WRITTEN PROBLEM = Faithfully return all lines, omitting every embedded picture.

====== TASK INPUT ======

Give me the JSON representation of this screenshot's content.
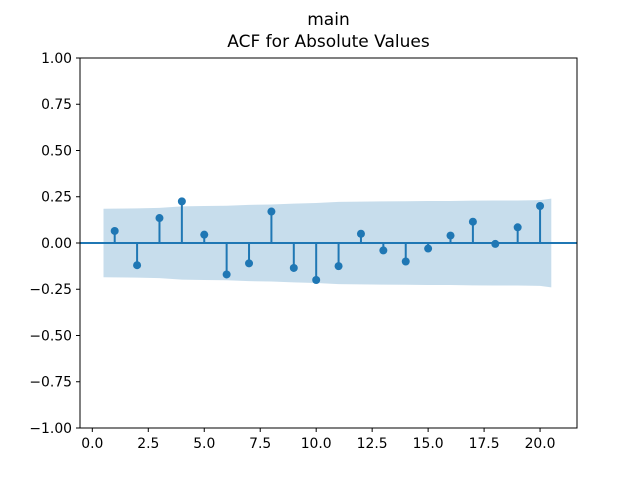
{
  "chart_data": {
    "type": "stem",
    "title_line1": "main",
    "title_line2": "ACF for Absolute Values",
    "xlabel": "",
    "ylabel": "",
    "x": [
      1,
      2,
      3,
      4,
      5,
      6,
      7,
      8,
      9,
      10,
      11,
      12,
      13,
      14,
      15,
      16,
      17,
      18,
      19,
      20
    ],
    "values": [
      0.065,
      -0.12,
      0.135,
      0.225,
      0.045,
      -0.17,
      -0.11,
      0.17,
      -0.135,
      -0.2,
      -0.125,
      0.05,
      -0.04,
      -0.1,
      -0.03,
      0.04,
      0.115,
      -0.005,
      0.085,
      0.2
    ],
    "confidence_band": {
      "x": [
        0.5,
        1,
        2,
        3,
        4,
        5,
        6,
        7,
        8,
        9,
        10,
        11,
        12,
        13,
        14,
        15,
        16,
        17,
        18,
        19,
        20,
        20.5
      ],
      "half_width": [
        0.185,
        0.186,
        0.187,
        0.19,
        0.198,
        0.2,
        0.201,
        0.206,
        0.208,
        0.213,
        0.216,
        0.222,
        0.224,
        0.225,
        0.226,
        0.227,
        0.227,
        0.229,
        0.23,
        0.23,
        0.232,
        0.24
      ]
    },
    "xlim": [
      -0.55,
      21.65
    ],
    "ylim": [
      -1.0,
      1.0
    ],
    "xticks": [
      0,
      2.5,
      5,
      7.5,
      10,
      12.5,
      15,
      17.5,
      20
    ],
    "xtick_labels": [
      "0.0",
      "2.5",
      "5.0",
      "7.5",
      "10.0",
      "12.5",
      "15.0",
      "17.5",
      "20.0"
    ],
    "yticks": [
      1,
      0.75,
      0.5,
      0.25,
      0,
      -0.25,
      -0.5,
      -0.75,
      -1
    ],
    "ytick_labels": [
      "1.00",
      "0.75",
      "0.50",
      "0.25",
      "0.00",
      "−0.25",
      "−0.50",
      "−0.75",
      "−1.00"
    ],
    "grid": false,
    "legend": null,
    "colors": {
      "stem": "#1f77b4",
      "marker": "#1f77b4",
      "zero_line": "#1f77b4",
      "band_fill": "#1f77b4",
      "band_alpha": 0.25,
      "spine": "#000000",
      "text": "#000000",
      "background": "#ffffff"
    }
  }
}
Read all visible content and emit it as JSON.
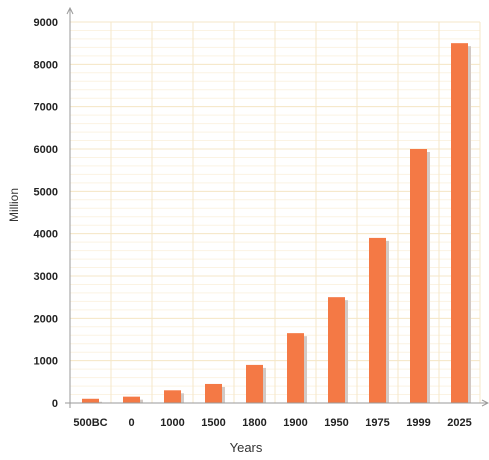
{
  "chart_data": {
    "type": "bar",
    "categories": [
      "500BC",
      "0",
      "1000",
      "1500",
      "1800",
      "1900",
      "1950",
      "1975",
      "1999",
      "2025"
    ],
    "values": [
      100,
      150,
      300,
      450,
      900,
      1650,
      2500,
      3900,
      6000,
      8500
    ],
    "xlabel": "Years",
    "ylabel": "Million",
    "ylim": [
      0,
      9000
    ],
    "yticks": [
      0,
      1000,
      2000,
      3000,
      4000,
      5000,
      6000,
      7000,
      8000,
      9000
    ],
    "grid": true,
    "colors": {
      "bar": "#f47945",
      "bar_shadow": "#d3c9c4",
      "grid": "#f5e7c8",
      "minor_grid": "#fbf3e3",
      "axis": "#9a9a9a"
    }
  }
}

======

WORKED SOLUTION =
Give me the JSON representation of this screenshot's content.
{
  "chart_data": {
    "type": "stem",
    "title_line1": "main",
    "title_line2": "ACF for Absolute Values",
    "xlabel": "",
    "ylabel": "",
    "x": [
      1,
      2,
      3,
      4,
      5,
      6,
      7,
      8,
      9,
      10,
      11,
      12,
      13,
      14,
      15,
      16,
      17,
      18,
      19,
      20
    ],
    "values": [
      0.065,
      -0.12,
      0.135,
      0.225,
      0.045,
      -0.17,
      -0.11,
      0.17,
      -0.135,
      -0.2,
      -0.125,
      0.05,
      -0.04,
      -0.1,
      -0.03,
      0.04,
      0.115,
      -0.005,
      0.085,
      0.2
    ],
    "confidence_band": {
      "x": [
        0.5,
        1,
        2,
        3,
        4,
        5,
        6,
        7,
        8,
        9,
        10,
        11,
        12,
        13,
        14,
        15,
        16,
        17,
        18,
        19,
        20,
        20.5
      ],
      "half_width": [
        0.185,
        0.186,
        0.187,
        0.19,
        0.198,
        0.2,
        0.201,
        0.206,
        0.208,
        0.213,
        0.216,
        0.222,
        0.224,
        0.225,
        0.226,
        0.227,
        0.227,
        0.229,
        0.23,
        0.23,
        0.232,
        0.24
      ]
    },
    "xlim": [
      -0.55,
      21.65
    ],
    "ylim": [
      -1.0,
      1.0
    ],
    "xticks": [
      0,
      2.5,
      5,
      7.5,
      10,
      12.5,
      15,
      17.5,
      20
    ],
    "xtick_labels": [
      "0.0",
      "2.5",
      "5.0",
      "7.5",
      "10.0",
      "12.5",
      "15.0",
      "17.5",
      "20.0"
    ],
    "yticks": [
      1,
      0.75,
      0.5,
      0.25,
      0,
      -0.25,
      -0.5,
      -0.75,
      -1
    ],
    "ytick_labels": [
      "1.00",
      "0.75",
      "0.50",
      "0.25",
      "0.00",
      "−0.25",
      "−0.50",
      "−0.75",
      "−1.00"
    ],
    "grid": false,
    "legend": null,
    "colors": {
      "stem": "#1f77b4",
      "marker": "#1f77b4",
      "zero_line": "#1f77b4",
      "band_fill": "#1f77b4",
      "band_alpha": 0.25,
      "spine": "#000000",
      "text": "#000000",
      "background": "#ffffff"
    }
  }
}
Read all visible content and emit it as JSON.
{
  "chart_data": {
    "type": "bar",
    "categories": [
      "500BC",
      "0",
      "1000",
      "1500",
      "1800",
      "1900",
      "1950",
      "1975",
      "1999",
      "2025"
    ],
    "values": [
      100,
      150,
      300,
      450,
      900,
      1650,
      2500,
      3900,
      6000,
      8500
    ],
    "xlabel": "Years",
    "ylabel": "Million",
    "ylim": [
      0,
      9000
    ],
    "yticks": [
      0,
      1000,
      2000,
      3000,
      4000,
      5000,
      6000,
      7000,
      8000,
      9000
    ],
    "grid": true,
    "colors": {
      "bar": "#f47945",
      "bar_shadow": "#d3c9c4",
      "grid": "#f5e7c8",
      "minor_grid": "#fbf3e3",
      "axis": "#9a9a9a"
    }
  }
}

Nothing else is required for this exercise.